_Goal_
Read through the data and report every line in which the word "title" occurs.

_Source data_
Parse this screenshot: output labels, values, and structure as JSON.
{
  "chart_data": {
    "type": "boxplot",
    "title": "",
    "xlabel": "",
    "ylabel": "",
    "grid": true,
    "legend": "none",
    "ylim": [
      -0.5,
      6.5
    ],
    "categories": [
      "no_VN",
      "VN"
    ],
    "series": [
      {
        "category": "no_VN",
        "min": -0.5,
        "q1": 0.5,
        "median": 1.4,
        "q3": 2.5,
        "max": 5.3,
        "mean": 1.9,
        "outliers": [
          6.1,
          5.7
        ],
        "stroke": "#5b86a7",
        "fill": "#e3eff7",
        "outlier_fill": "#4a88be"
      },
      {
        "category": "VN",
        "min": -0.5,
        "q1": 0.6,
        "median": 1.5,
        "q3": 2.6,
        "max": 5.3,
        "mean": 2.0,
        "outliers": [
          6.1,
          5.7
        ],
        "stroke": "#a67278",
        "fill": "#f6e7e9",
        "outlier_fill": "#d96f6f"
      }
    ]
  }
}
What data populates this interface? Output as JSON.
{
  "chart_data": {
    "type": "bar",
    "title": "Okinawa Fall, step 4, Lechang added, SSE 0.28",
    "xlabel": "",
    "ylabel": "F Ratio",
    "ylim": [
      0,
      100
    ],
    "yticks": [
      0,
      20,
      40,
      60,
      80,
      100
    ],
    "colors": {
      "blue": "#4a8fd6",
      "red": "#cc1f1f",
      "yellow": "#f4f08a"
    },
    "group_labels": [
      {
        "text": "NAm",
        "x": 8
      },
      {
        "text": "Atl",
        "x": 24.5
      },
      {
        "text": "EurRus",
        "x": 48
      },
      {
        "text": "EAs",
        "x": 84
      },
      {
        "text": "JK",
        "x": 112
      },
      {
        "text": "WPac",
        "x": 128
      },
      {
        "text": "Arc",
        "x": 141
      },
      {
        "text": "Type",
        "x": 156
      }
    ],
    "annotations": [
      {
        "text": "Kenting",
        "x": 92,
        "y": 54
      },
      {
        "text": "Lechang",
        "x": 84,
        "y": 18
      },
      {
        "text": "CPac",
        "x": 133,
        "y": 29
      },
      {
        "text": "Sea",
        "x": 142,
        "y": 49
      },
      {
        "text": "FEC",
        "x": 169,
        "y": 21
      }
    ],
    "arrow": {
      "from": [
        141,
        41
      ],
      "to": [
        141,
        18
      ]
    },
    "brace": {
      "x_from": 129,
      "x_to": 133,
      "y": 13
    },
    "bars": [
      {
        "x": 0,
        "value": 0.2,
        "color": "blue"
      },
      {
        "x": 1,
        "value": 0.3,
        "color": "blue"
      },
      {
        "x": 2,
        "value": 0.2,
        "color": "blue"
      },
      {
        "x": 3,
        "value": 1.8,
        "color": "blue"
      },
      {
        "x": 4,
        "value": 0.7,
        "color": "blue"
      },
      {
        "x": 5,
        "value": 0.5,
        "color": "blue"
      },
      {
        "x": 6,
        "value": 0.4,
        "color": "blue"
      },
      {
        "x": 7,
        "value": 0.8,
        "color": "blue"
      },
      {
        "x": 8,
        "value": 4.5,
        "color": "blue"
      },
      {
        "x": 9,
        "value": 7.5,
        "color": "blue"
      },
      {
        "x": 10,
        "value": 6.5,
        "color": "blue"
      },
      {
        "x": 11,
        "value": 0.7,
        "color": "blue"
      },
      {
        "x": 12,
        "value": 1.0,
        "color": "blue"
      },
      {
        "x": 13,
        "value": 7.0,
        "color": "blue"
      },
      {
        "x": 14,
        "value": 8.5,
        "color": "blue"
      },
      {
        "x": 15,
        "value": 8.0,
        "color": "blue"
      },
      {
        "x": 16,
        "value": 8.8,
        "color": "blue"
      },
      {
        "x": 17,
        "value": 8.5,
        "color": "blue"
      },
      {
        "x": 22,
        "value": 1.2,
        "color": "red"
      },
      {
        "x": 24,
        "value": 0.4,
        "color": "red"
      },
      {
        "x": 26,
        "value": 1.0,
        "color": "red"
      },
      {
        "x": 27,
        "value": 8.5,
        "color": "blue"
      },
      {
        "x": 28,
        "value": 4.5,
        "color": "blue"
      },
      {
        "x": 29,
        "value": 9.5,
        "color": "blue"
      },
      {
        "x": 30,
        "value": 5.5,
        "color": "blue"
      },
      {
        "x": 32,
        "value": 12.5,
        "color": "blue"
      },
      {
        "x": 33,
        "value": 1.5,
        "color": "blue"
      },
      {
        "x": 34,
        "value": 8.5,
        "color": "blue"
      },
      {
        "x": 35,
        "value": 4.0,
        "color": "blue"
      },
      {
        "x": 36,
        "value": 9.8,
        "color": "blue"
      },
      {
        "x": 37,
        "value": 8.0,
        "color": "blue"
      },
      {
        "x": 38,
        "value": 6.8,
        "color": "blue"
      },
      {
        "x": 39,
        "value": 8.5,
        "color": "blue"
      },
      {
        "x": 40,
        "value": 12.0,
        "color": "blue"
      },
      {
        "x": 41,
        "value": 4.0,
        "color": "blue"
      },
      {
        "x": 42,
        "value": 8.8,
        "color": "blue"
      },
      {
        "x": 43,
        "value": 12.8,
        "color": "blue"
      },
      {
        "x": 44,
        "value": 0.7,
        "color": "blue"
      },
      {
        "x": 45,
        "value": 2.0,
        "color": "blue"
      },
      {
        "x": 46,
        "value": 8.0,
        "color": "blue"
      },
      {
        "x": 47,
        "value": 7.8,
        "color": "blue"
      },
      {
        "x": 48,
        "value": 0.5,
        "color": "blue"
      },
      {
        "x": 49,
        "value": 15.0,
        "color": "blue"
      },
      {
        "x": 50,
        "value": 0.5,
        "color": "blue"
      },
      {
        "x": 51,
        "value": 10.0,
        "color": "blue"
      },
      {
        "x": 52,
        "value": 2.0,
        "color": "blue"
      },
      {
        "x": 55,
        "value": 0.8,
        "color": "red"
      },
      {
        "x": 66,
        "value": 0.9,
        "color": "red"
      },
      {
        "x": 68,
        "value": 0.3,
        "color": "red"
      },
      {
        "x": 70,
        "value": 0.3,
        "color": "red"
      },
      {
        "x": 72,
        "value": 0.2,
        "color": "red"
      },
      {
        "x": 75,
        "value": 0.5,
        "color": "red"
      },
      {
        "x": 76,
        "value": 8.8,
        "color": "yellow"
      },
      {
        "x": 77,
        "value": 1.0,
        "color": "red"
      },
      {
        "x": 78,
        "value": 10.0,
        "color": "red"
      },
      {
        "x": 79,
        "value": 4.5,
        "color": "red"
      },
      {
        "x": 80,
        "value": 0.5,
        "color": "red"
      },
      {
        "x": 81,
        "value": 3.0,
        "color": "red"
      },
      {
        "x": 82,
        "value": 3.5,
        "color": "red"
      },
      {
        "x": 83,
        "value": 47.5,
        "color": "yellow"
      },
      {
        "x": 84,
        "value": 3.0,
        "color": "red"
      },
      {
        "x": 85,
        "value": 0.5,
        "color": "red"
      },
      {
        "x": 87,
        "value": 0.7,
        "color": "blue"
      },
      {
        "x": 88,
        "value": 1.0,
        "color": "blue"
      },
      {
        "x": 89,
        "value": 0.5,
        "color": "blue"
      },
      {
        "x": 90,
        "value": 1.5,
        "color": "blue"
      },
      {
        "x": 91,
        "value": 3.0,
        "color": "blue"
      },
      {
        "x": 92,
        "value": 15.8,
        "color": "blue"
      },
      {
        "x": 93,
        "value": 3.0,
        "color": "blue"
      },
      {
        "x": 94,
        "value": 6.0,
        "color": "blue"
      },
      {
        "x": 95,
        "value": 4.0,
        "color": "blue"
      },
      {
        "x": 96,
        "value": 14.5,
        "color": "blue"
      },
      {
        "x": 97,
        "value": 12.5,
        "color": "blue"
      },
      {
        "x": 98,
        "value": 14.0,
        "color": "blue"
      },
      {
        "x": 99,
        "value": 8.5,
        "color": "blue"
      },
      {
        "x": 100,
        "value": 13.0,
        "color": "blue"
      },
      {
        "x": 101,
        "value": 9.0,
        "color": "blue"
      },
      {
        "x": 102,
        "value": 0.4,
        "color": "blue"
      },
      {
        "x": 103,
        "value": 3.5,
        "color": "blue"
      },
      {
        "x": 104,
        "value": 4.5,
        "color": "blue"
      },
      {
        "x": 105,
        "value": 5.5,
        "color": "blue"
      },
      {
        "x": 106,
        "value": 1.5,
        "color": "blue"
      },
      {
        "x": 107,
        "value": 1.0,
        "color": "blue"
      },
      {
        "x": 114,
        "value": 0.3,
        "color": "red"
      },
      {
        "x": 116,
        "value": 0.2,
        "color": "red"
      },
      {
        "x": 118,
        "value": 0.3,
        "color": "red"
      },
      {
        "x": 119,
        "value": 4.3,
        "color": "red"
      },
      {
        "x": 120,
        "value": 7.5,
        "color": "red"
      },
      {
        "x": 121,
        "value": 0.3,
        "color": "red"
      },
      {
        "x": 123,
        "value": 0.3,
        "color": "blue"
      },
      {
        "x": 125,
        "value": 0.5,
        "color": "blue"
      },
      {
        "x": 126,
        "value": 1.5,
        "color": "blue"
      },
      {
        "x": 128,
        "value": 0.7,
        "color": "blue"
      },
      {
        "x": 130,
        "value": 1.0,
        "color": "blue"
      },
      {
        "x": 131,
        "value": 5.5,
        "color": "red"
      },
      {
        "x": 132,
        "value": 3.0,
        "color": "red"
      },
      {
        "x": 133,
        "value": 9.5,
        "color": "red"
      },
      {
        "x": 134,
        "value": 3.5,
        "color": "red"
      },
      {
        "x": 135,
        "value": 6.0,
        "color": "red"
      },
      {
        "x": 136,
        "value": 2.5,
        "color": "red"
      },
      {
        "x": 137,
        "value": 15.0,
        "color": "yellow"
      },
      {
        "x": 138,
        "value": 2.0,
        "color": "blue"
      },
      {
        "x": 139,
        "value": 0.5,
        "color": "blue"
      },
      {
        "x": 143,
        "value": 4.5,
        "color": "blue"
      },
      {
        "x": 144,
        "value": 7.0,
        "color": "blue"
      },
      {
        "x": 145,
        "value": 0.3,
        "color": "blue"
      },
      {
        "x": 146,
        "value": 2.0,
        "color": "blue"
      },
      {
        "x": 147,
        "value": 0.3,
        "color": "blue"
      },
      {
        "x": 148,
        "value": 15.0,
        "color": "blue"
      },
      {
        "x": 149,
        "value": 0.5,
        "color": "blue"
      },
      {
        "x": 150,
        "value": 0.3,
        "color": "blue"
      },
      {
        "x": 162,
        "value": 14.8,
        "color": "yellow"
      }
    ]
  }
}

_Answer_
    "title": "",
    "title": "Okinawa Fall, step 4, Lechang added, SSE 0.28",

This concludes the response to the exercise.